Task requirements — Reproduce the entries starting at the line that contains "Patent image size: (995, 1006)." and ending at the line that contains "The protection cap 28 is at (786, 420).", substituting "isometric view" for "perspective view" and leaving everything else unchanged.

Extracted entries —

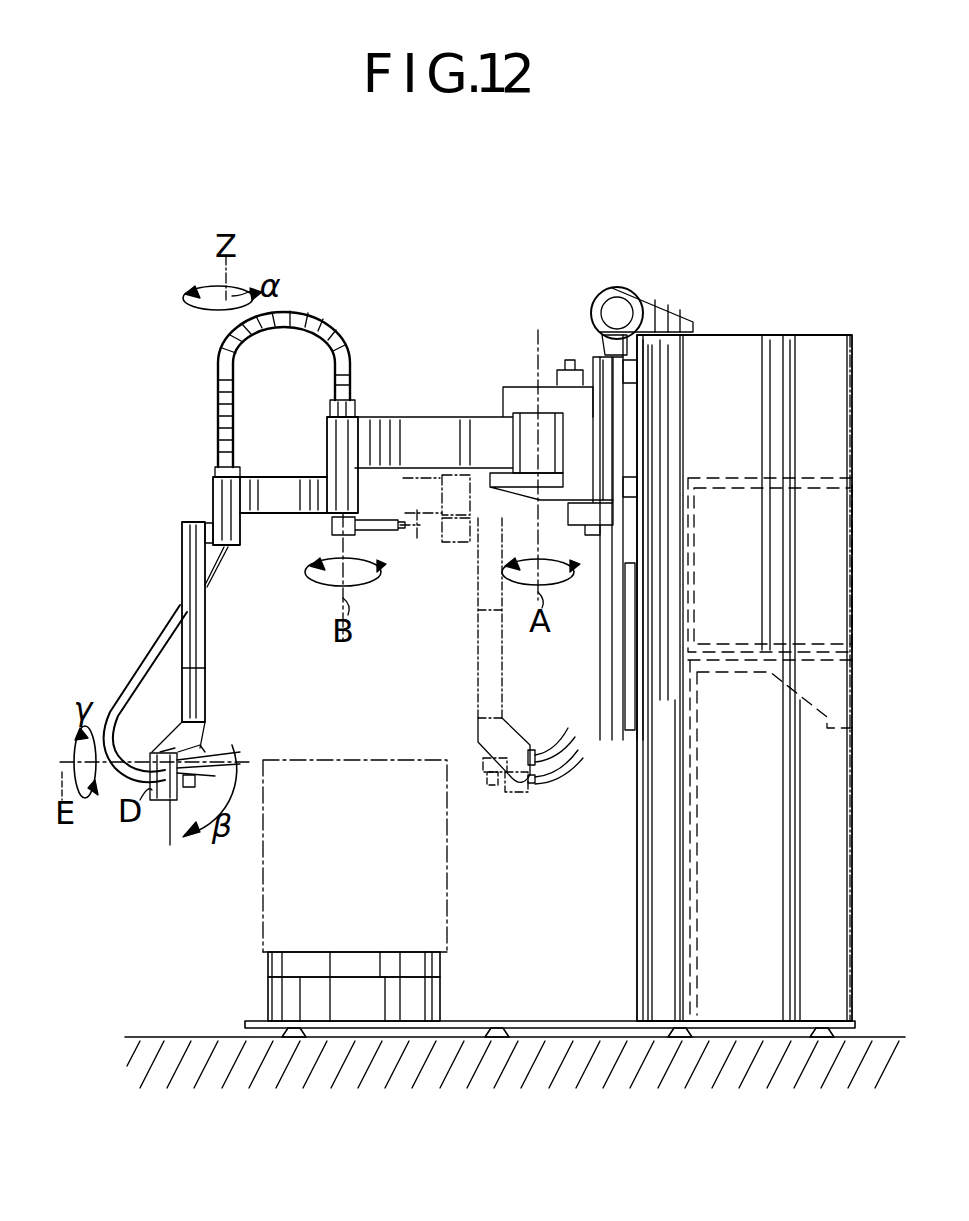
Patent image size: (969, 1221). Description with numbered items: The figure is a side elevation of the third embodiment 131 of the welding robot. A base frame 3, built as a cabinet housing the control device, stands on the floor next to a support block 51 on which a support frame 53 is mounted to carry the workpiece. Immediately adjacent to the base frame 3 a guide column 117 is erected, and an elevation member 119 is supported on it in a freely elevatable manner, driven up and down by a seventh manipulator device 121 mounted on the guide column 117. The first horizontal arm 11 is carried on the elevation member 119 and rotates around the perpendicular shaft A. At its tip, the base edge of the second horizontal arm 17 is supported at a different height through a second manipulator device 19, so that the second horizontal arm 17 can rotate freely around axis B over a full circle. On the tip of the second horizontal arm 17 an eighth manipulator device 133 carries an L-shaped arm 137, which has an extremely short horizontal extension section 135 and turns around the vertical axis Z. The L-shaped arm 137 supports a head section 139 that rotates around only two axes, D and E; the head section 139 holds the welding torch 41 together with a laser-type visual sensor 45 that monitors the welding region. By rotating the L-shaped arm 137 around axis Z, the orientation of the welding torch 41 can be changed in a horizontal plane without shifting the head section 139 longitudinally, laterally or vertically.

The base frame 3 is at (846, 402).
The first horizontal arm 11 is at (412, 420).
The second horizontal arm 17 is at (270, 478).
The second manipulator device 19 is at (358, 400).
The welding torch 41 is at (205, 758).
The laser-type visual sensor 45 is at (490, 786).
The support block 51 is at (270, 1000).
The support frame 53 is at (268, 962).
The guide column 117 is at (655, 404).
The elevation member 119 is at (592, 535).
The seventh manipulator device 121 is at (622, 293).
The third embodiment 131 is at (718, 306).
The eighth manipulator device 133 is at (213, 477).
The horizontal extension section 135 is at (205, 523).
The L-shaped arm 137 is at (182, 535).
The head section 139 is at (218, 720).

--

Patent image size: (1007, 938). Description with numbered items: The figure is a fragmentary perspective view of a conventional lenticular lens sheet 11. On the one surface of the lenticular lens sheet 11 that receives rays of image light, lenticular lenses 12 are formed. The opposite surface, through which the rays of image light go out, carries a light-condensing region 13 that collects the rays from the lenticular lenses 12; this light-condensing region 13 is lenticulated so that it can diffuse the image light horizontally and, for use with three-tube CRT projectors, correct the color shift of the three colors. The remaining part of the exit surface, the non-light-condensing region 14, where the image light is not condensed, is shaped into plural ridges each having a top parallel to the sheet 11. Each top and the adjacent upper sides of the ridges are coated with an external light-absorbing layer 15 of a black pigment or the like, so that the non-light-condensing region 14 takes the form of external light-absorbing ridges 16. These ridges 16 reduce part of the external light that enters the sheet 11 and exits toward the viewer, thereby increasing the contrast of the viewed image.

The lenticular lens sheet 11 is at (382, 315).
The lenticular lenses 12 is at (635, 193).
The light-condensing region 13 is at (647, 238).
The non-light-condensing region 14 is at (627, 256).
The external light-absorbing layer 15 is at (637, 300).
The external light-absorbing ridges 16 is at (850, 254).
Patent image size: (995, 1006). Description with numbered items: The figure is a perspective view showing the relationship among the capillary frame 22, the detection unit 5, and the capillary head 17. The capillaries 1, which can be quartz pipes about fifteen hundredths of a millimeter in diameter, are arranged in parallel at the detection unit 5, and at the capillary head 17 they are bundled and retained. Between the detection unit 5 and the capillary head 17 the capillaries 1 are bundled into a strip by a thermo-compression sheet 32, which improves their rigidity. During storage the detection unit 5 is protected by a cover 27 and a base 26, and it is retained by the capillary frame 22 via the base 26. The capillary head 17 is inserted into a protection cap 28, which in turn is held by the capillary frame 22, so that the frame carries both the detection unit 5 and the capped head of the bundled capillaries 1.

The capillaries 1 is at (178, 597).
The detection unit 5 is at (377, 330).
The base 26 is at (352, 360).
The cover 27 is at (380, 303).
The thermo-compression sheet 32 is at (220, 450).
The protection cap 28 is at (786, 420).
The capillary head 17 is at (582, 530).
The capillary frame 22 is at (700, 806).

...

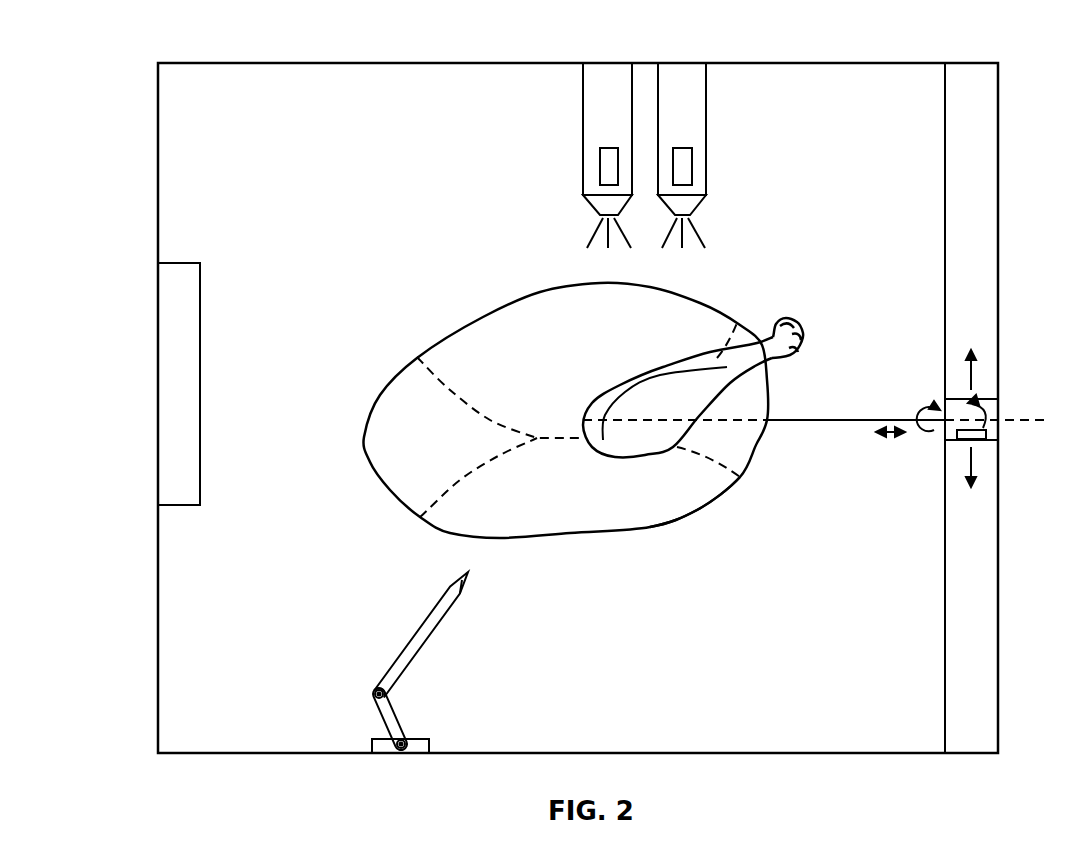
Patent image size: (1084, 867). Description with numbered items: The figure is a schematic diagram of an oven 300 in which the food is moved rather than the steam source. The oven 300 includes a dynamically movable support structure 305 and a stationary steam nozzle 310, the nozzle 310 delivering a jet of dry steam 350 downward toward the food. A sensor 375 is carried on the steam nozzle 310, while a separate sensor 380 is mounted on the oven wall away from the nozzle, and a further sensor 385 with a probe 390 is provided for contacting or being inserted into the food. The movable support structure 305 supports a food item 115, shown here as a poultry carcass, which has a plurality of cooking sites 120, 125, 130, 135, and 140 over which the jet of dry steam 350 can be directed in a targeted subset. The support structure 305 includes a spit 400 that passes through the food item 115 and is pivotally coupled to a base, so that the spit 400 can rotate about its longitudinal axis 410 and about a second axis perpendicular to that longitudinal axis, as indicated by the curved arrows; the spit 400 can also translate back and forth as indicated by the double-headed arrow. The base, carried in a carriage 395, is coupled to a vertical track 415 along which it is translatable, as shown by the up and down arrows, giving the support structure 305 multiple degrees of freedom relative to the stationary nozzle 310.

Task result —
Patent image size: (995, 1006). Description with numbered items: The figure is a isometric view showing the relationship among the capillary frame 22, the detection unit 5, and the capillary head 17. The capillaries 1, which can be quartz pipes about fifteen hundredths of a millimeter in diameter, are arranged in parallel at the detection unit 5, and at the capillary head 17 they are bundled and retained. Between the detection unit 5 and the capillary head 17 the capillaries 1 are bundled into a strip by a thermo-compression sheet 32, which improves their rigidity. During storage the detection unit 5 is protected by a cover 27 and a base 26, and it is retained by the capillary frame 22 via the base 26. The capillary head 17 is inserted into a protection cap 28, which in turn is held by the capillary frame 22, so that the frame carries both the detection unit 5 and the capped head of the bundled capillaries 1.

The capillaries 1 is at (178, 597).
The detection unit 5 is at (377, 330).
The base 26 is at (352, 360).
The cover 27 is at (380, 303).
The thermo-compression sheet 32 is at (220, 450).
The protection cap 28 is at (786, 420).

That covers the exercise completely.